→ Written instruction
Reproduce all the entries exactly and keep the pictures out.

→ Provided entries
/---
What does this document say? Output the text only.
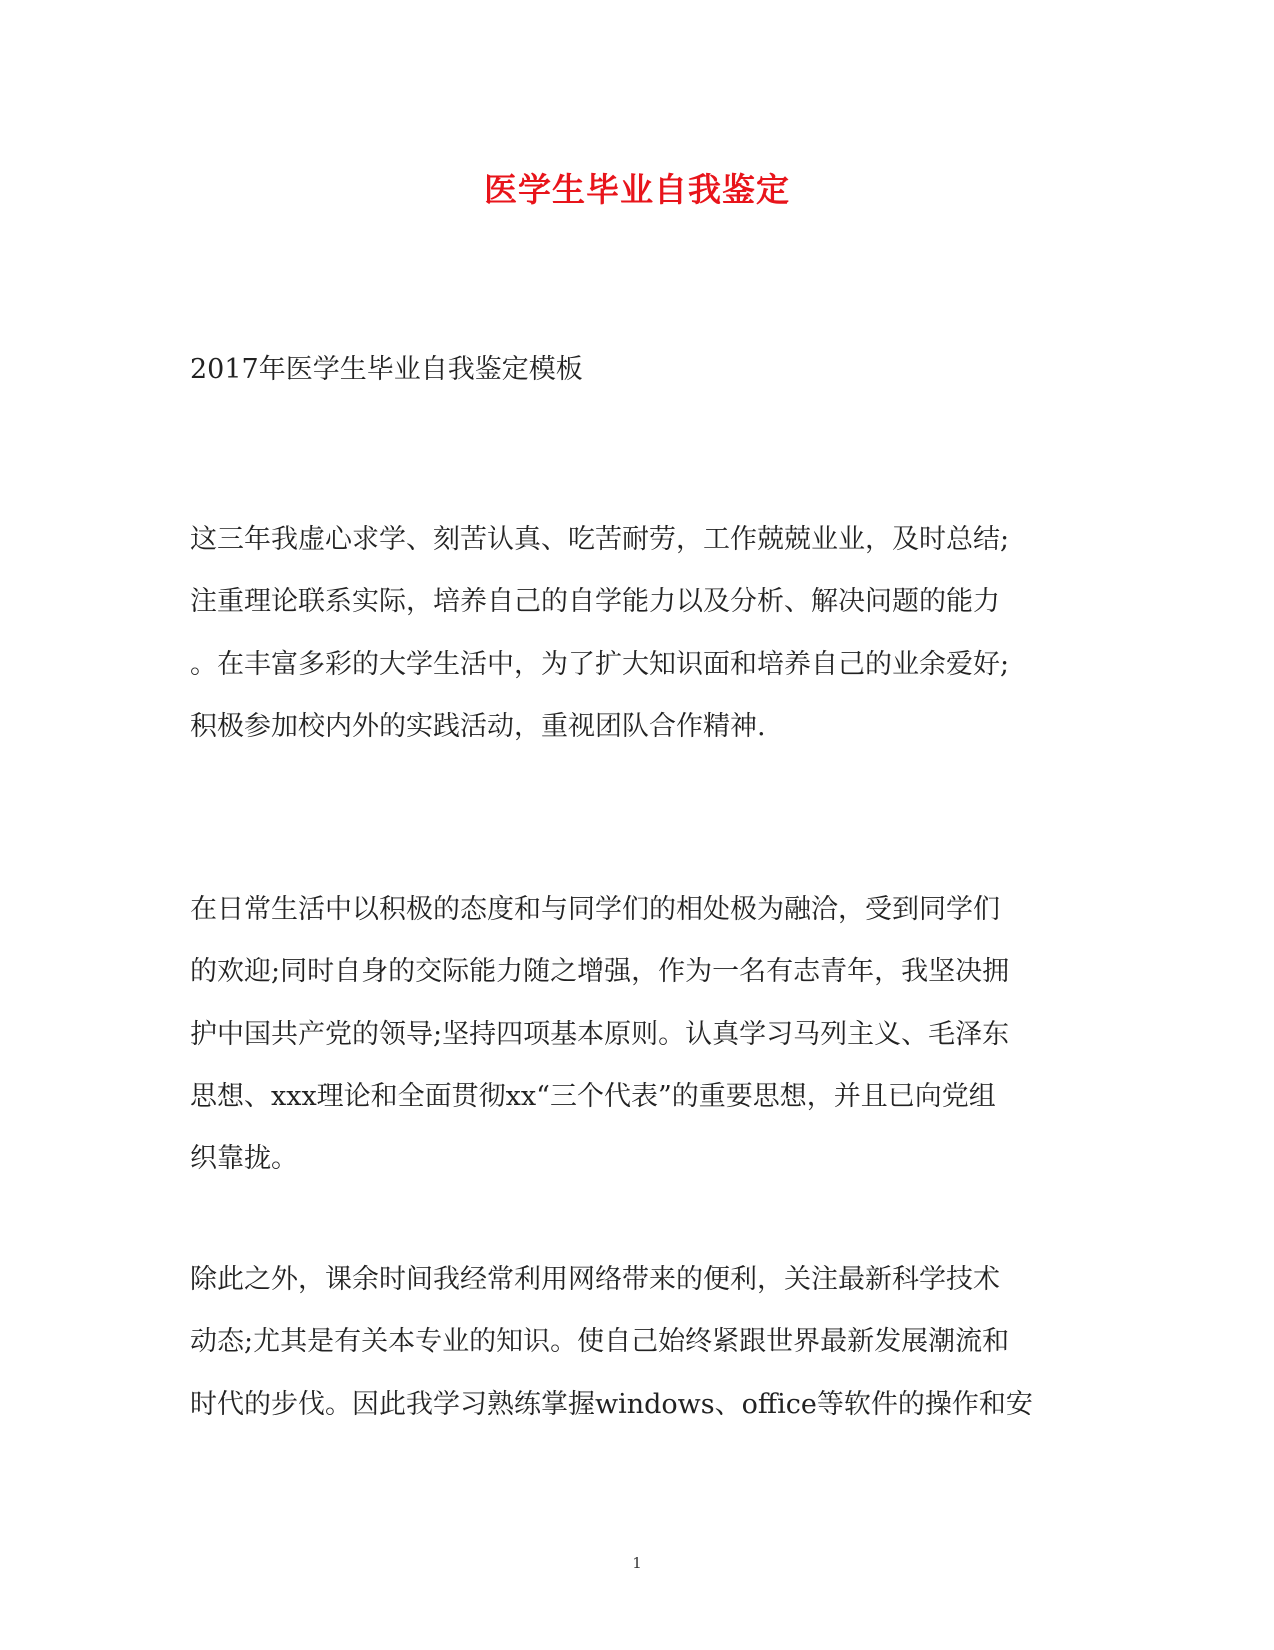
医学生毕业自我鉴定
2017年医学生毕业自我鉴定模板
这三年我虚心求学、刻苦认真、吃苦耐劳，工作兢兢业业，及时总结;
注重理论联系实际，培养自己的自学能力以及分析、解决问题的能力
。在丰富多彩的大学生活中，为了扩大知识面和培养自己的业余爱好;
积极参加校内外的实践活动，重视团队合作精神.
在日常生活中以积极的态度和与同学们的相处极为融洽，受到同学们
的欢迎;同时自身的交际能力随之增强，作为一名有志青年，我坚决拥
护中国共产党的领导;坚持四项基本原则。认真学习马列主义、毛泽东
思想、xxx理论和全面贯彻xx“三个代表”的重要思想，并且已向党组
织靠拢。
除此之外，课余时间我经常利用网络带来的便利，关注最新科学技术
动态;尤其是有关本专业的知识。使自己始终紧跟世界最新发展潮流和
时代的步伐。因此我学习熟练掌握windows、office等软件的操作和安
1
\---
→ Solution to the problem
What does this document say? Output the text only.
医学生毕业自我鉴定
2017年医学生毕业自我鉴定模板
这三年我虚心求学、刻苦认真、吃苦耐劳，工作兢兢业业，及时总结;
注重理论联系实际，培养自己的自学能力以及分析、解决问题的能力
。在丰富多彩的大学生活中，为了扩大知识面和培养自己的业余爱好;
积极参加校内外的实践活动，重视团队合作精神.
在日常生活中以积极的态度和与同学们的相处极为融洽，受到同学们
的欢迎;同时自身的交际能力随之增强，作为一名有志青年，我坚决拥
护中国共产党的领导;坚持四项基本原则。认真学习马列主义、毛泽东
思想、xxx理论和全面贯彻xx“三个代表”的重要思想，并且已向党组
织靠拢。
除此之外，课余时间我经常利用网络带来的便利，关注最新科学技术
动态;尤其是有关本专业的知识。使自己始终紧跟世界最新发展潮流和
时代的步伐。因此我学习熟练掌握windows、office等软件的操作和安
1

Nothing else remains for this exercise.